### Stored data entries
____________

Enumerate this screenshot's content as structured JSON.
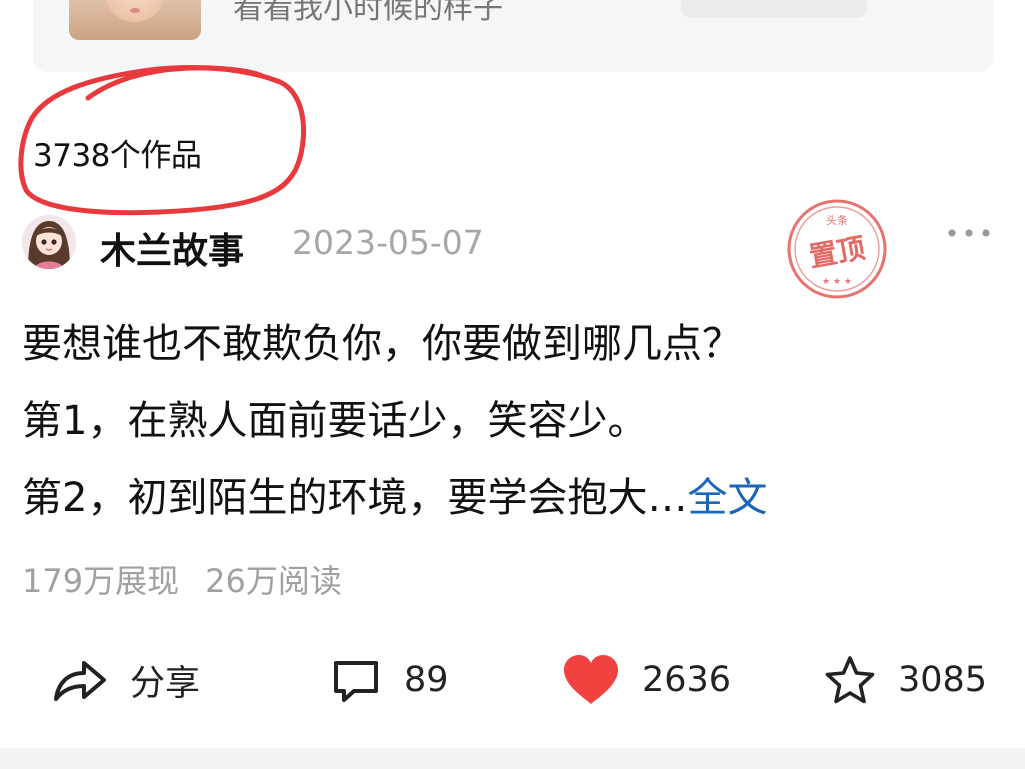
{
  "top_card": {
    "caption": "看看我小时候的样子"
  },
  "profile": {
    "works_count": "3738个作品"
  },
  "post": {
    "author": "木兰故事",
    "date": "2023-05-07",
    "pin_stamp": {
      "small_text": "头条",
      "main_text": "置顶",
      "color": "#e05a55"
    },
    "body_lines": [
      "要想谁也不敢欺负你，你要做到哪几点？",
      "第1，在熟人面前要话少，笑容少。",
      "第2，初到陌生的环境，要学会抱大…"
    ],
    "full_text_link": "全文",
    "impressions": "179万展现",
    "reads": "26万阅读"
  },
  "actions": {
    "share_label": "分享",
    "comments": "89",
    "likes": "2636",
    "favorites": "3085"
  },
  "colors": {
    "link": "#1a66b8",
    "like_heart": "#f0423f",
    "annotation_red": "#e8393d",
    "muted_text": "#a6a6a6"
  },
  "icons": [
    "share-icon",
    "comment-icon",
    "heart-icon",
    "star-icon",
    "more-icon"
  ]
}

____________

### WRITTEN INSTRUCTION
Write out all the entries again, word for word, and print no images.

### TASK SOLUTION
Enumerate this screenshot's content as structured JSON.
{
  "top_card": {
    "caption": "看看我小时候的样子"
  },
  "profile": {
    "works_count": "3738个作品"
  },
  "post": {
    "author": "木兰故事",
    "date": "2023-05-07",
    "pin_stamp": {
      "small_text": "头条",
      "main_text": "置顶",
      "color": "#e05a55"
    },
    "body_lines": [
      "要想谁也不敢欺负你，你要做到哪几点？",
      "第1，在熟人面前要话少，笑容少。",
      "第2，初到陌生的环境，要学会抱大…"
    ],
    "full_text_link": "全文",
    "impressions": "179万展现",
    "reads": "26万阅读"
  },
  "actions": {
    "share_label": "分享",
    "comments": "89",
    "likes": "2636",
    "favorites": "3085"
  },
  "colors": {
    "link": "#1a66b8",
    "like_heart": "#f0423f",
    "annotation_red": "#e8393d",
    "muted_text": "#a6a6a6"
  },
  "icons": [
    "share-icon",
    "comment-icon",
    "heart-icon",
    "star-icon",
    "more-icon"
  ]
}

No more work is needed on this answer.